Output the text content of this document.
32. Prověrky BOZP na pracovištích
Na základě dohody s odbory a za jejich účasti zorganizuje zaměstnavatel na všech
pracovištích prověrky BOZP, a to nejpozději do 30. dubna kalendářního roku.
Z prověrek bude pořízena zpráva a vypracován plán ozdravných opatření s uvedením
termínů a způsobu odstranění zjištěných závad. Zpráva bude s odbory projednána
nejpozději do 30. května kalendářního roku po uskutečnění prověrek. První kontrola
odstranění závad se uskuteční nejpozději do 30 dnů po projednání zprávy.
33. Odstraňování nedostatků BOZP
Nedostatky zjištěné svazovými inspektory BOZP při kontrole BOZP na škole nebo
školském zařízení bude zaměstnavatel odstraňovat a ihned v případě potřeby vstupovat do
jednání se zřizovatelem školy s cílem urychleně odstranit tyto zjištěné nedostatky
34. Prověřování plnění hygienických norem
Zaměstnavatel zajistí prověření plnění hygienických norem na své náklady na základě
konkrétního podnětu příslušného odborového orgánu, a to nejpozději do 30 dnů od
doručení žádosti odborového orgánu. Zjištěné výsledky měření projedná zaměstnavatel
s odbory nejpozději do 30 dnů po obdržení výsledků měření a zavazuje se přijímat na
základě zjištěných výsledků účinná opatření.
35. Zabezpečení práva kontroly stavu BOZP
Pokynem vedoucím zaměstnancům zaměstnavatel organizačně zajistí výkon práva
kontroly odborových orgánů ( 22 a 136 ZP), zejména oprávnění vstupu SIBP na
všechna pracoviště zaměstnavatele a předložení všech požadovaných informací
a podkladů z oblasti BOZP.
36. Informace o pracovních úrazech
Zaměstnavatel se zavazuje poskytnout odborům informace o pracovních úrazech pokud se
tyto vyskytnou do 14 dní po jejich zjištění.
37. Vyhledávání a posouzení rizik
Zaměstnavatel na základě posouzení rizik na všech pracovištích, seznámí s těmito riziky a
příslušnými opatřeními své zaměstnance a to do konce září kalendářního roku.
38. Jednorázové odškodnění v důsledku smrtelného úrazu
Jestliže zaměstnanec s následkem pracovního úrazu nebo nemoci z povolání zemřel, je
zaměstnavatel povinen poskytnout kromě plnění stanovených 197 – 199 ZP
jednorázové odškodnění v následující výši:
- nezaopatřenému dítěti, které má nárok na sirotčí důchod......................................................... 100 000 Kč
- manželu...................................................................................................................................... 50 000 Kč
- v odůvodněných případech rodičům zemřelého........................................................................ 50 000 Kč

====

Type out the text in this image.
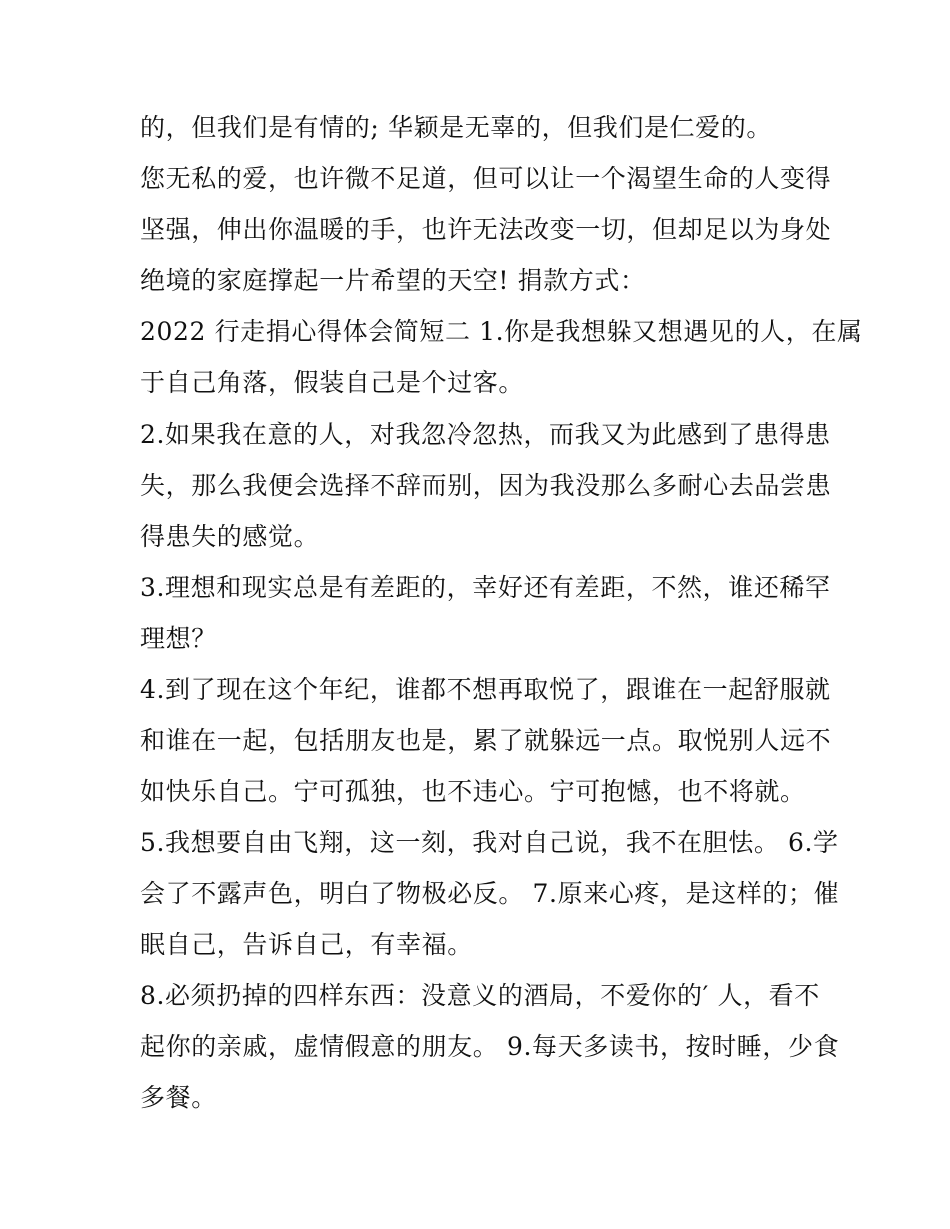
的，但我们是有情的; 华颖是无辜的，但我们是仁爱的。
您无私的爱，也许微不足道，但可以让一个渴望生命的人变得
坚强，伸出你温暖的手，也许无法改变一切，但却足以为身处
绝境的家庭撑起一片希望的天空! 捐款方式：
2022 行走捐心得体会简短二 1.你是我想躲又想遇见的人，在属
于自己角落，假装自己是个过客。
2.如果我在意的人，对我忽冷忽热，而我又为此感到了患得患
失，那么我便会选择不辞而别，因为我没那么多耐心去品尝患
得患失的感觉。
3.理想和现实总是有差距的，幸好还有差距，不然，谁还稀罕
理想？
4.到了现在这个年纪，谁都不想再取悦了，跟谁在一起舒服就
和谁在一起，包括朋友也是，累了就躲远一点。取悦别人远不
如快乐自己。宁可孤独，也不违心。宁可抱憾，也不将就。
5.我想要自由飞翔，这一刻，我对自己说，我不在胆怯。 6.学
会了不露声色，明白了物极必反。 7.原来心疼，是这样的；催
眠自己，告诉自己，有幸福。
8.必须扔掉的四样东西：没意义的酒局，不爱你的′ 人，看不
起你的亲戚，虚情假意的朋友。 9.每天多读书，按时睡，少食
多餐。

====

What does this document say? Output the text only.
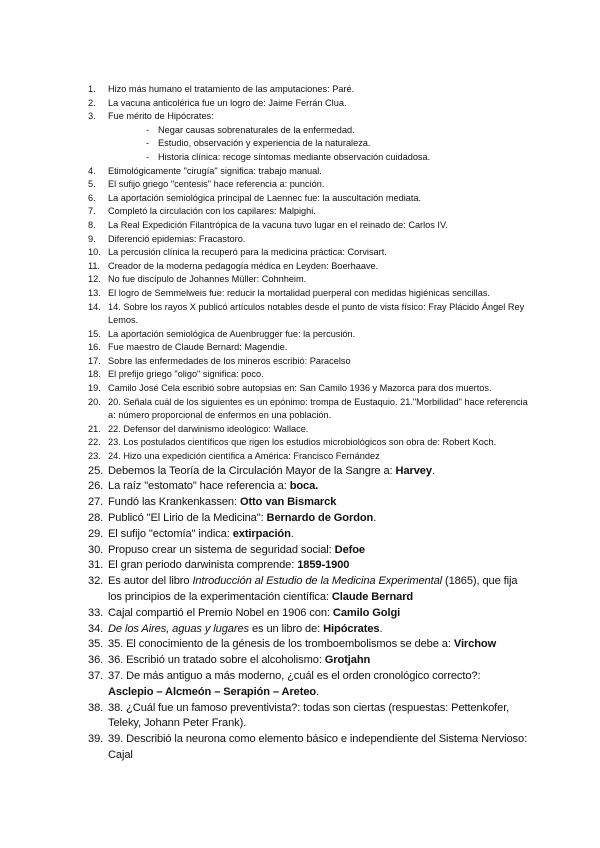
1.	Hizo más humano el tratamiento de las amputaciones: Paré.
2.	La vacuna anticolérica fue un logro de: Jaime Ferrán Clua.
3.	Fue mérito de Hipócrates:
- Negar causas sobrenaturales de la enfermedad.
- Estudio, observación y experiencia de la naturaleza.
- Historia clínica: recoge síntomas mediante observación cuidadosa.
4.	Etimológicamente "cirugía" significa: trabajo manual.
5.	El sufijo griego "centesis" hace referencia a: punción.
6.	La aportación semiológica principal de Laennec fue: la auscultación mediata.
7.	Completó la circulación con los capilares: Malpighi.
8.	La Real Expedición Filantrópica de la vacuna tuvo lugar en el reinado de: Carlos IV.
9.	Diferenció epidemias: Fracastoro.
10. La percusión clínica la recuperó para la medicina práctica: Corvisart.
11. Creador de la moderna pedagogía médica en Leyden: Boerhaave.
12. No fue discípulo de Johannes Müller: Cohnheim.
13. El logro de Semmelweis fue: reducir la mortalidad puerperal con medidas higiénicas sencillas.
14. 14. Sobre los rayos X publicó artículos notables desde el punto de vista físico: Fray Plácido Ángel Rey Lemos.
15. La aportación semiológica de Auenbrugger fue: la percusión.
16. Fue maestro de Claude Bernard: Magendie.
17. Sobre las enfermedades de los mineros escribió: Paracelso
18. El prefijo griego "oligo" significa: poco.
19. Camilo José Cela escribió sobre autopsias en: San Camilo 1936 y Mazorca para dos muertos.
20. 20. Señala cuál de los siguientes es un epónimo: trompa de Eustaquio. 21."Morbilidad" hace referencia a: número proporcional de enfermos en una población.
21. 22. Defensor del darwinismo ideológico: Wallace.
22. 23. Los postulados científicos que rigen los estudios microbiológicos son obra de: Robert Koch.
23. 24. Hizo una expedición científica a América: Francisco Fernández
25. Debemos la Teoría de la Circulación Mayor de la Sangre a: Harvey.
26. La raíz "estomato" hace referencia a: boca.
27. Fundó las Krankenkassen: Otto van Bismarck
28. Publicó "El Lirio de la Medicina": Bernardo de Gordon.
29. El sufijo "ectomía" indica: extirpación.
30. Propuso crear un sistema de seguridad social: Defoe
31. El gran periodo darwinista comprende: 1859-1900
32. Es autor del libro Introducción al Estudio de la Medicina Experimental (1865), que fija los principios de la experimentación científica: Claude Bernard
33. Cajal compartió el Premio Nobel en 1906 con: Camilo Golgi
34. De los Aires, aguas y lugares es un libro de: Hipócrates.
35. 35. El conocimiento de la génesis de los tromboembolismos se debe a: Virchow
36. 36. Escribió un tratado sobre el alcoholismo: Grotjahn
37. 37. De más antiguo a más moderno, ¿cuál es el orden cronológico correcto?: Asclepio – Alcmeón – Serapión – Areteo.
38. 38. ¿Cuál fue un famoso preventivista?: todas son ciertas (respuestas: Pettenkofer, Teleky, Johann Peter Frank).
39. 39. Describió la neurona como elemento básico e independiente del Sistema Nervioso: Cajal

====

**EXERCISE:** Filter out every line that lacks the word "libro", and copy the rest.

**WRITTEN SOLUTION:**
32. Es autor del libro Introducción al Estudio de la Medicina Experimental (1865), que fija los principios de la experimentación científica: Claude Bernard
34. De los Aires, aguas y lugares es un libro de: Hipócrates.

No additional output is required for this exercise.